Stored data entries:
↓
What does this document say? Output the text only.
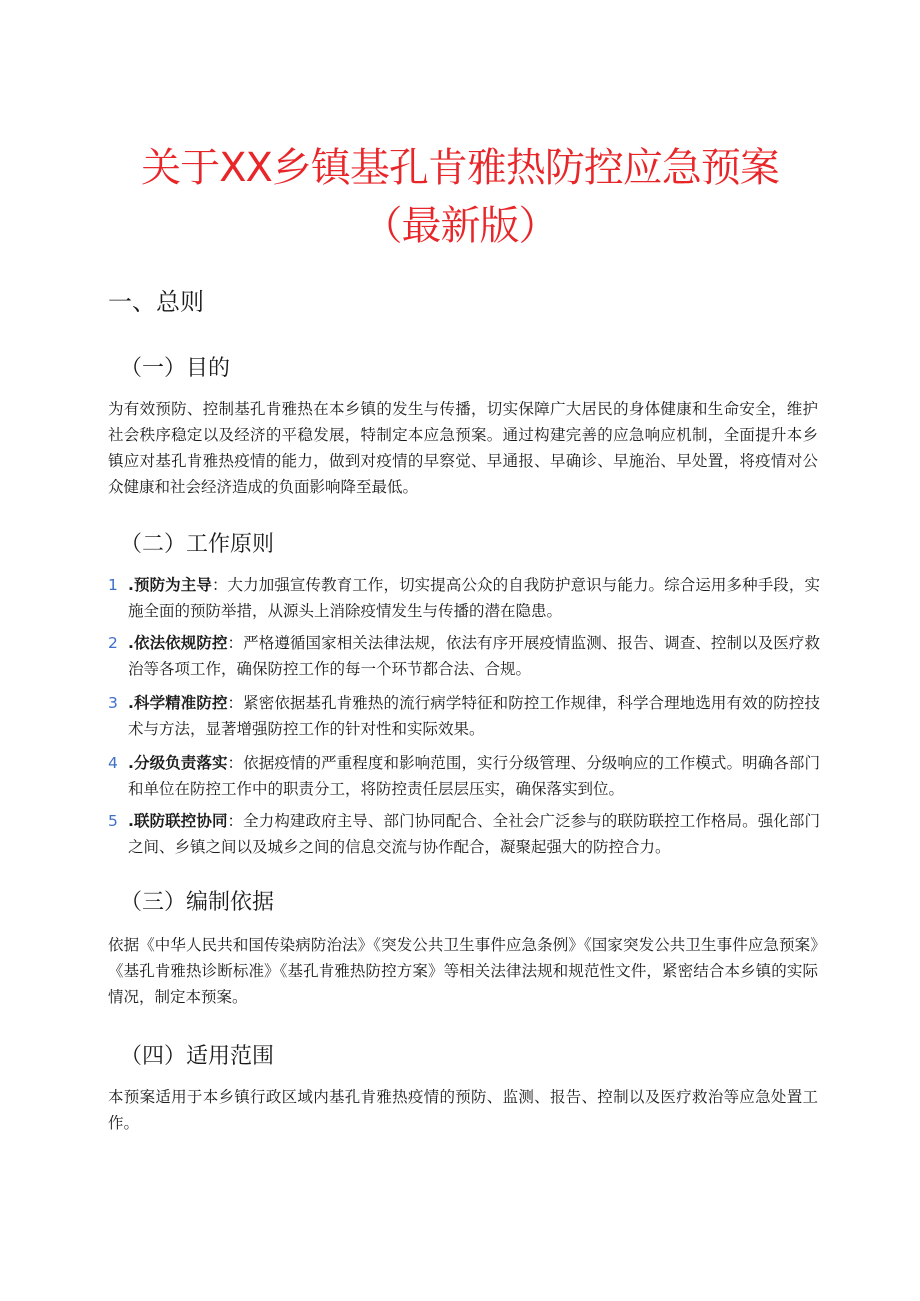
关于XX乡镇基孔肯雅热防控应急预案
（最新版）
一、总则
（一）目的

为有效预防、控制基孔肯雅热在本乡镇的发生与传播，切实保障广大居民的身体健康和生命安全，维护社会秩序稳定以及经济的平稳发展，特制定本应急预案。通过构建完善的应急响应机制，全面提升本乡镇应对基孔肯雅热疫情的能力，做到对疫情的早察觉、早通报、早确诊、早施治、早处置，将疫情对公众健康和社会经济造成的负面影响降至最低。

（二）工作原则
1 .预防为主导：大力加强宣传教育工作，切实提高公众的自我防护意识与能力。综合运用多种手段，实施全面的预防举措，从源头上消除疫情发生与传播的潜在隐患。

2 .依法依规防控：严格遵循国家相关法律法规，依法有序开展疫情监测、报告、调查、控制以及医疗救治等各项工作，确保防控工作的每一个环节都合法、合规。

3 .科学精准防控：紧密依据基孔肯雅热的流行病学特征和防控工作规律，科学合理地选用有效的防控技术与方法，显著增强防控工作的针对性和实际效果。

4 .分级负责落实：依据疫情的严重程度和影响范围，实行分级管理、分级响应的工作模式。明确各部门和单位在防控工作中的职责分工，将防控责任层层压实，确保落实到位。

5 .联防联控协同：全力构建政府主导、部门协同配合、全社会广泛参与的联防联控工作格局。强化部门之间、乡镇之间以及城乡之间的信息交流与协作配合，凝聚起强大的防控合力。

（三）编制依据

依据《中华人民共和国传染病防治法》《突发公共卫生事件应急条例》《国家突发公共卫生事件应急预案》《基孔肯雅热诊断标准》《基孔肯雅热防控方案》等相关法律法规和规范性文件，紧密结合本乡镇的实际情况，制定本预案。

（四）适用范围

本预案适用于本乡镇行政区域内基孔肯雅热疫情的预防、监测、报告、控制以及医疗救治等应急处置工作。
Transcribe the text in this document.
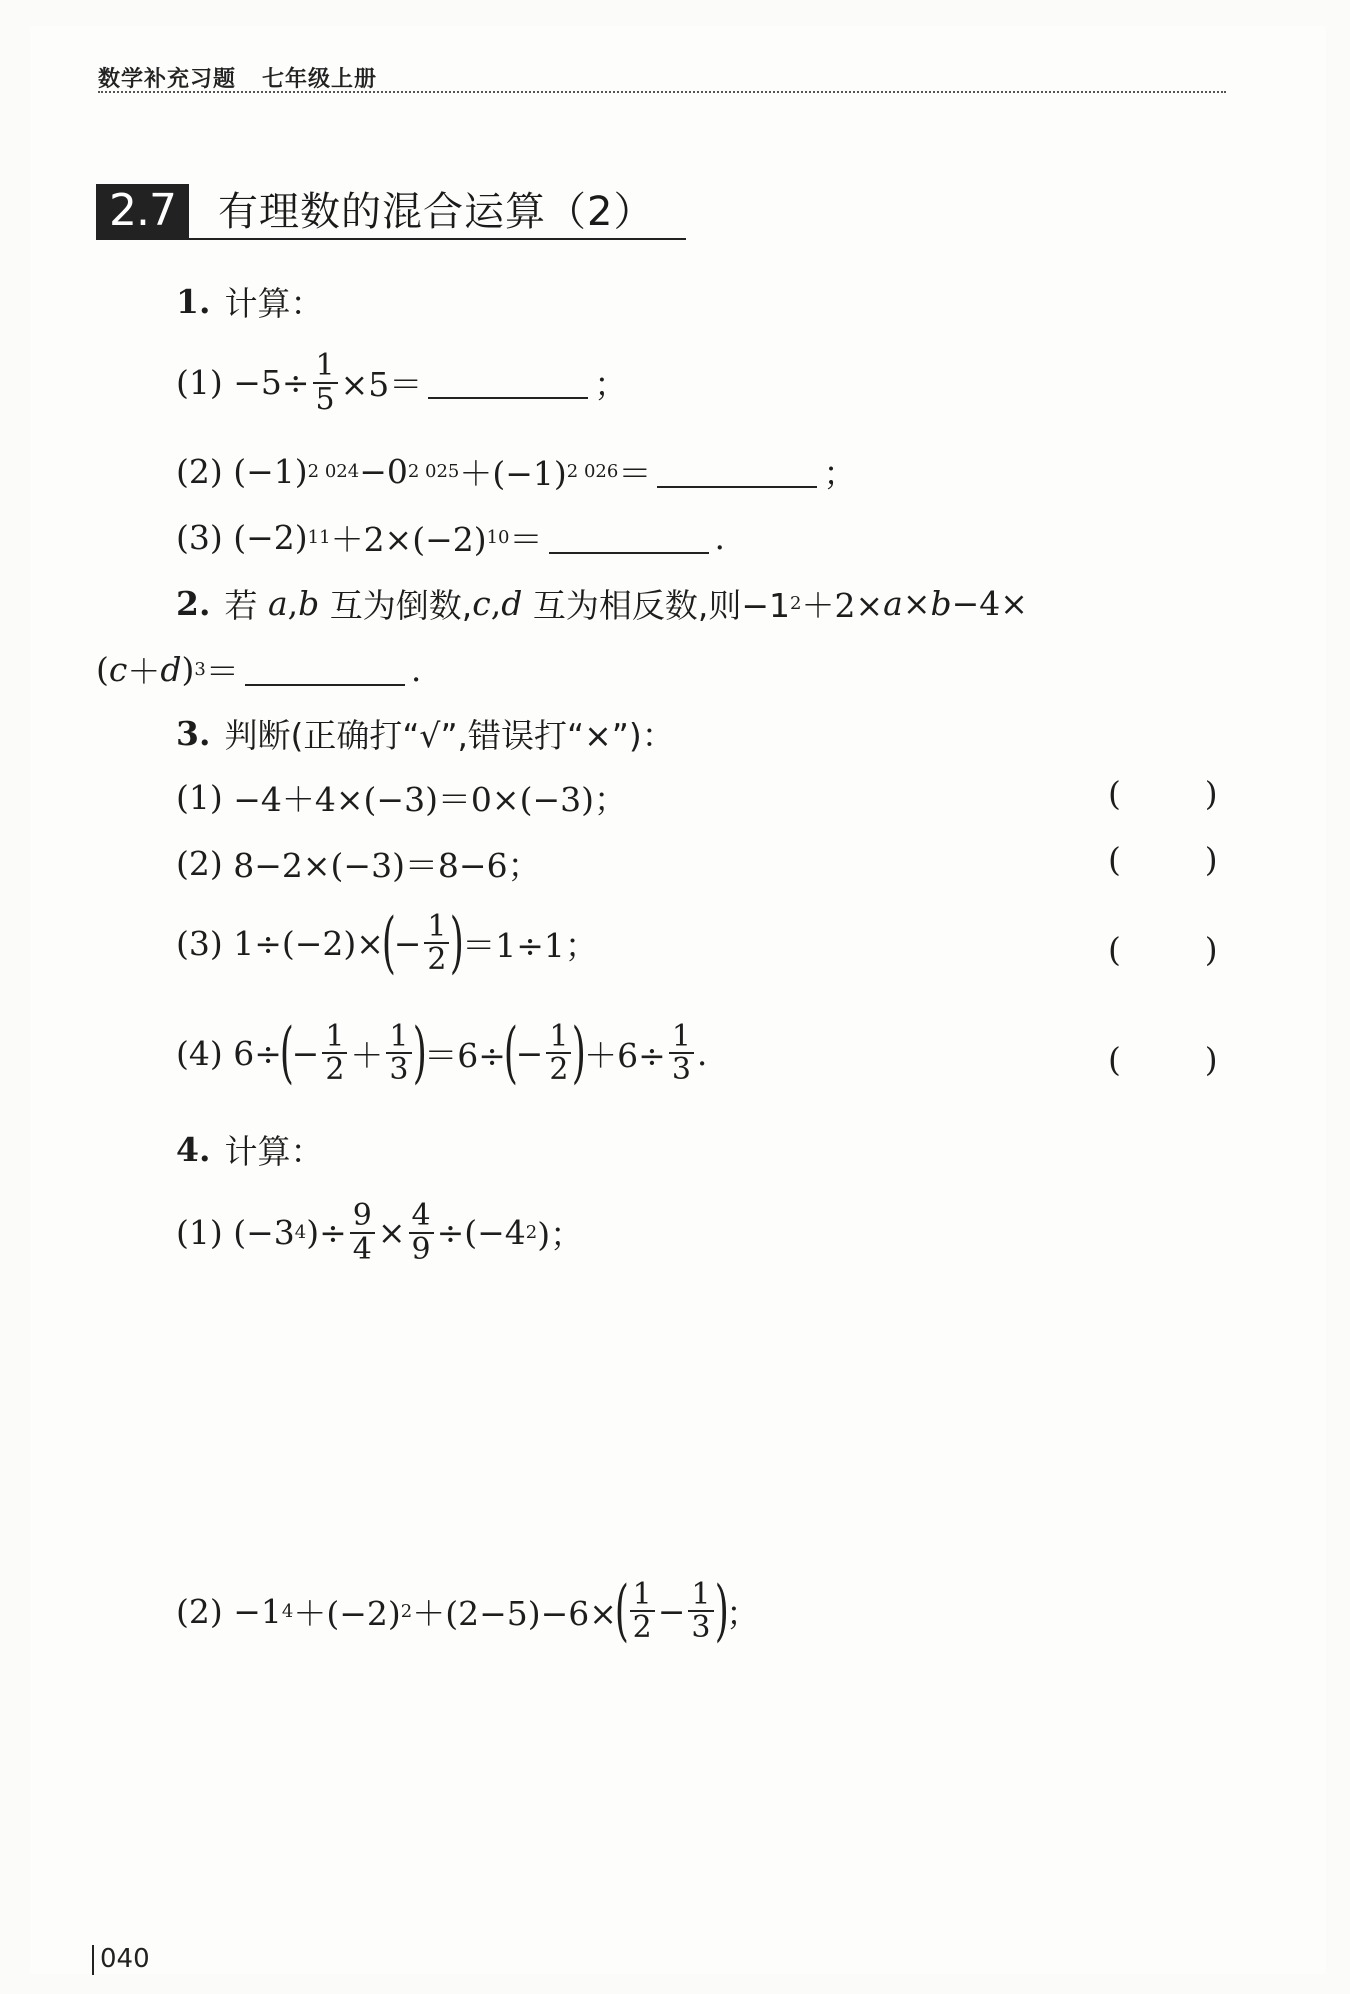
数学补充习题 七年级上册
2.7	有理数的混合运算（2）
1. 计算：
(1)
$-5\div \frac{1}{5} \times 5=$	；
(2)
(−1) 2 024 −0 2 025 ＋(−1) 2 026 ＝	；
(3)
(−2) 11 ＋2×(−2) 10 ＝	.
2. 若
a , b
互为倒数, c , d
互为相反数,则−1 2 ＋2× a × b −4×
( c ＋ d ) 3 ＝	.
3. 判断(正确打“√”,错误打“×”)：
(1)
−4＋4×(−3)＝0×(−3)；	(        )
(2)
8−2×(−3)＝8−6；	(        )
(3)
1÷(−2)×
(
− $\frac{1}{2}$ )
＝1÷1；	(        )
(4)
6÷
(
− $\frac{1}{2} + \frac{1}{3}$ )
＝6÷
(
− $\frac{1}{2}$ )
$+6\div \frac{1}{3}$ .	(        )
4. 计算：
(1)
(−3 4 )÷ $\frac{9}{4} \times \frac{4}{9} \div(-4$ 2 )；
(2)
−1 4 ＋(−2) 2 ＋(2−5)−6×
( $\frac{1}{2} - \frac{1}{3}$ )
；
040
↑
## WHAT IS REQUIRED
Repeat exactly the lines above, from the line containing "Transcribe the text in this document." through the last line of the records, inclusive; omit any pictures.

## COMPLETE ANSWER
Transcribe the text in this document.
数学补充习题 七年级上册
2.7	有理数的混合运算（2）
1. 计算：
(1)
$-5\div \frac{1}{5} \times 5=$	；
(2)
(−1) 2 024 −0 2 025 ＋(−1) 2 026 ＝	；
(3)
(−2) 11 ＋2×(−2) 10 ＝	.
2. 若
a , b
互为倒数, c , d
互为相反数,则−1 2 ＋2× a × b −4×
( c ＋ d ) 3 ＝	.
3. 判断(正确打“√”,错误打“×”)：
(1)
−4＋4×(−3)＝0×(−3)；	(        )
(2)
8−2×(−3)＝8−6；	(        )
(3)
1÷(−2)×
(
− $\frac{1}{2}$ )
＝1÷1；	(        )
(4)
6÷
(
− $\frac{1}{2} + \frac{1}{3}$ )
＝6÷
(
− $\frac{1}{2}$ )
$+6\div \frac{1}{3}$ .	(        )
4. 计算：
(1)
(−3 4 )÷ $\frac{9}{4} \times \frac{4}{9} \div(-4$ 2 )；
(2)
−1 4 ＋(−2) 2 ＋(2−5)−6×
( $\frac{1}{2} - \frac{1}{3}$ )
；
040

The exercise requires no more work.